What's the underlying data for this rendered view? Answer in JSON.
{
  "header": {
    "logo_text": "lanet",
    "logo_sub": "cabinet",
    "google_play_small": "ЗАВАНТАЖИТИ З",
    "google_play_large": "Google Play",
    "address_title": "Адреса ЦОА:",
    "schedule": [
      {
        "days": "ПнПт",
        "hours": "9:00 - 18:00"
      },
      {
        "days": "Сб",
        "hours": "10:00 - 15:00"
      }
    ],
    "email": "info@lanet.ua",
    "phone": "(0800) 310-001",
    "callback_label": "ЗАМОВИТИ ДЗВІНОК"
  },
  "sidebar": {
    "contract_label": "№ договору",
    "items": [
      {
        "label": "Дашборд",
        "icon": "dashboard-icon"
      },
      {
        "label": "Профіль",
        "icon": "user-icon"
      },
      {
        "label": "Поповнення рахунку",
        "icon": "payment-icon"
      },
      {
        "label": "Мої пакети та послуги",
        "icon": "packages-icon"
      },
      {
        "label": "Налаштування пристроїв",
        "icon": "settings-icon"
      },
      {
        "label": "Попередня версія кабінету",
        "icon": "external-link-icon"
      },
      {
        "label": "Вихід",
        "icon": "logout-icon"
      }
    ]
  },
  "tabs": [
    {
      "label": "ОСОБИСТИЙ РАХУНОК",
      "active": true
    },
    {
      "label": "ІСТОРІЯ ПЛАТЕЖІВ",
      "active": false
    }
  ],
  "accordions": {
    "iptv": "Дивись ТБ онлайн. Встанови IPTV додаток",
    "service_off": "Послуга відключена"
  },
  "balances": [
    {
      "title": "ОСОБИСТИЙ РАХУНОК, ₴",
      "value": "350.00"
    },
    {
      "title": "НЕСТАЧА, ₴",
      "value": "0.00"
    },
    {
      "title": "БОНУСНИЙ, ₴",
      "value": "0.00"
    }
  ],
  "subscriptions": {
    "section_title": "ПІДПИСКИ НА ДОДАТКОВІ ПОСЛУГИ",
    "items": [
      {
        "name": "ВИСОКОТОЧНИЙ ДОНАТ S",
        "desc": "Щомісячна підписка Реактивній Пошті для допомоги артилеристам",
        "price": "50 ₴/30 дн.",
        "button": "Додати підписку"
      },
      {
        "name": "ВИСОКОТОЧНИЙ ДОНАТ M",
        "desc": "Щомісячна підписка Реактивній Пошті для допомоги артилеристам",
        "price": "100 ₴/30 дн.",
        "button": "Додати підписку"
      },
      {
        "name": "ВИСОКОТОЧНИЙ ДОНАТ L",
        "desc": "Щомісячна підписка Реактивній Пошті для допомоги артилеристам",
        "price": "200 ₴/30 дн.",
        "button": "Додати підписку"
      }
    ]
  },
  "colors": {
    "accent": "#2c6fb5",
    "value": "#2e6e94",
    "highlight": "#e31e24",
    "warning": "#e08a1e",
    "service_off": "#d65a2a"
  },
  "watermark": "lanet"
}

________________________

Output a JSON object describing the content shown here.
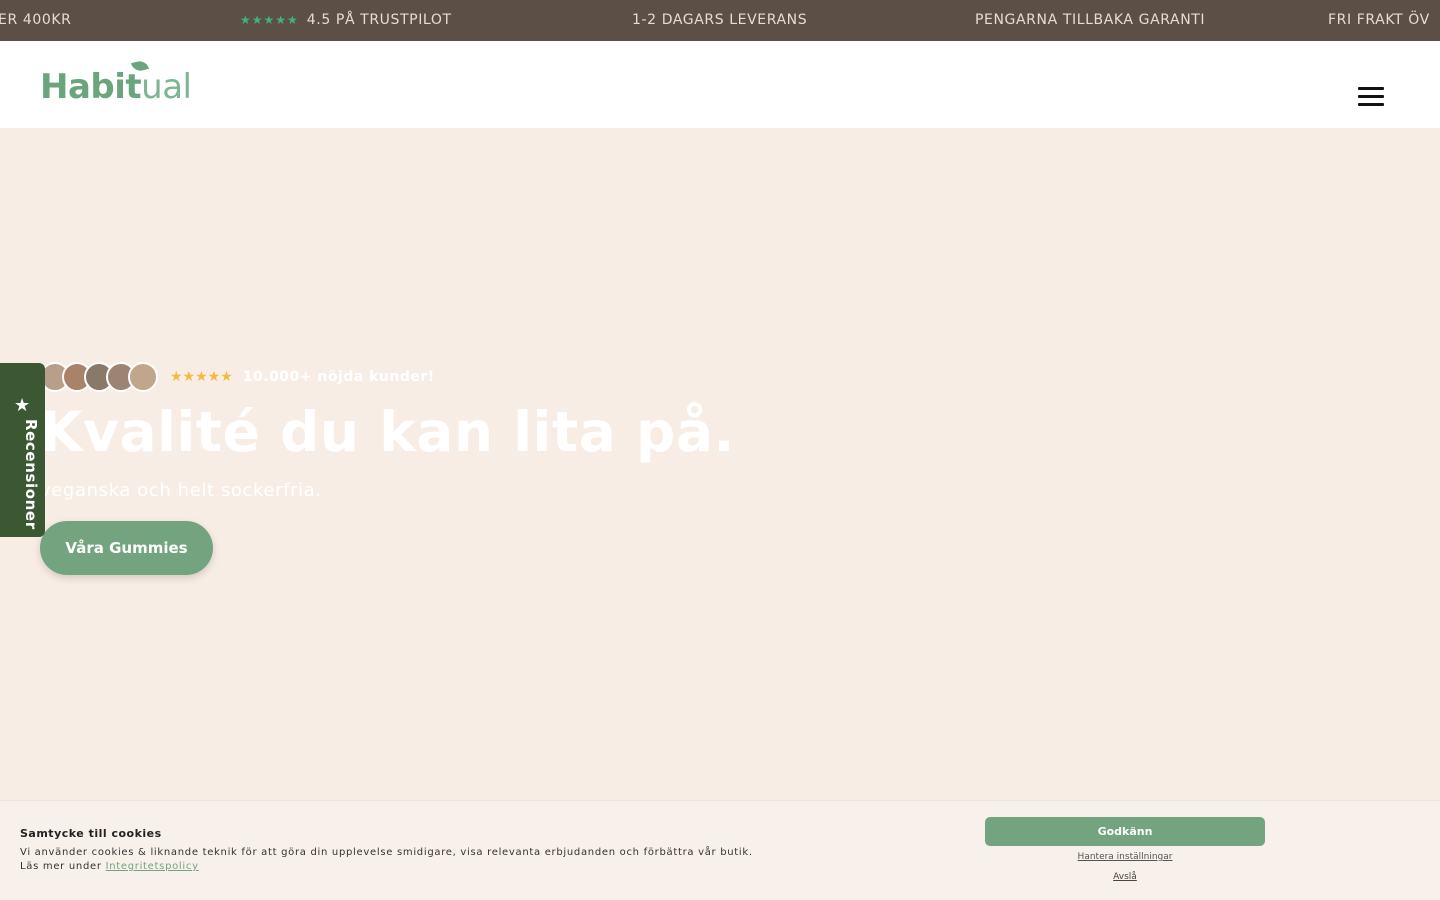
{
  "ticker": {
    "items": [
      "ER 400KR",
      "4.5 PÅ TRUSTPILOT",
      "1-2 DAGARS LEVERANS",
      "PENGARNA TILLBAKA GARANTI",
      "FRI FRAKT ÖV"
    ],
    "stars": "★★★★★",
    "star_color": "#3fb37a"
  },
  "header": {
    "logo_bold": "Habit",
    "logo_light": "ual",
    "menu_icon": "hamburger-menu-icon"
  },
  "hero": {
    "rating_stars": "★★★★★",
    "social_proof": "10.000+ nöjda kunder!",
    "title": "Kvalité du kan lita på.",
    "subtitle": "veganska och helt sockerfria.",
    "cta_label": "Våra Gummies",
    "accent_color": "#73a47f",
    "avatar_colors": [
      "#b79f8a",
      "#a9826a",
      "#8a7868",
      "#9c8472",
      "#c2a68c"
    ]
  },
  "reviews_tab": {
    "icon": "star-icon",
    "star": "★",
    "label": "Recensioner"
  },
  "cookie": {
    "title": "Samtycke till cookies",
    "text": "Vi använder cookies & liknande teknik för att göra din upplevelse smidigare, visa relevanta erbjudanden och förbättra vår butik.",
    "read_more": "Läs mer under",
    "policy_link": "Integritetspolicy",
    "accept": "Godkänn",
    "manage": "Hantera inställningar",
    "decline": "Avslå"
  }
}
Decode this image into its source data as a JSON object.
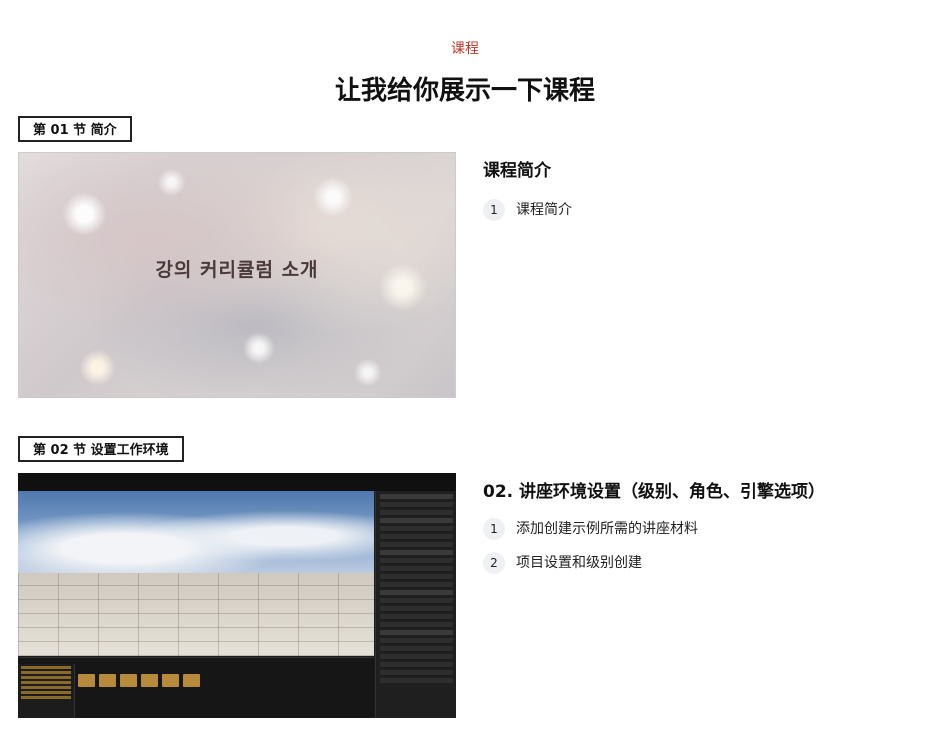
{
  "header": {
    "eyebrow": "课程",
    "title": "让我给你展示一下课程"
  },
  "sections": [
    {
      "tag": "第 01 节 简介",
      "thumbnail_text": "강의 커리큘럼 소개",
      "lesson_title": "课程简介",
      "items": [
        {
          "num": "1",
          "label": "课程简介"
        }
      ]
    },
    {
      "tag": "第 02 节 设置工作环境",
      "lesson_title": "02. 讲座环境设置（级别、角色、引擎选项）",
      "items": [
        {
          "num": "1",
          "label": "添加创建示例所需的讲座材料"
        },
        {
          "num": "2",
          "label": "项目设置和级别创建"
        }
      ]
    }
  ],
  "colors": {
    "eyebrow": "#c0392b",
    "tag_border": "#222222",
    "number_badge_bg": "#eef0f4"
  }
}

________________________

> **Directions for this task**:
Find every line in the records above that holds the word "ВИСОКОТОЧНИЙ", and copy each one.

> **Final result**:
        "name": "ВИСОКОТОЧНИЙ ДОНАТ S",
        "name": "ВИСОКОТОЧНИЙ ДОНАТ M",
        "name": "ВИСОКОТОЧНИЙ ДОНАТ L",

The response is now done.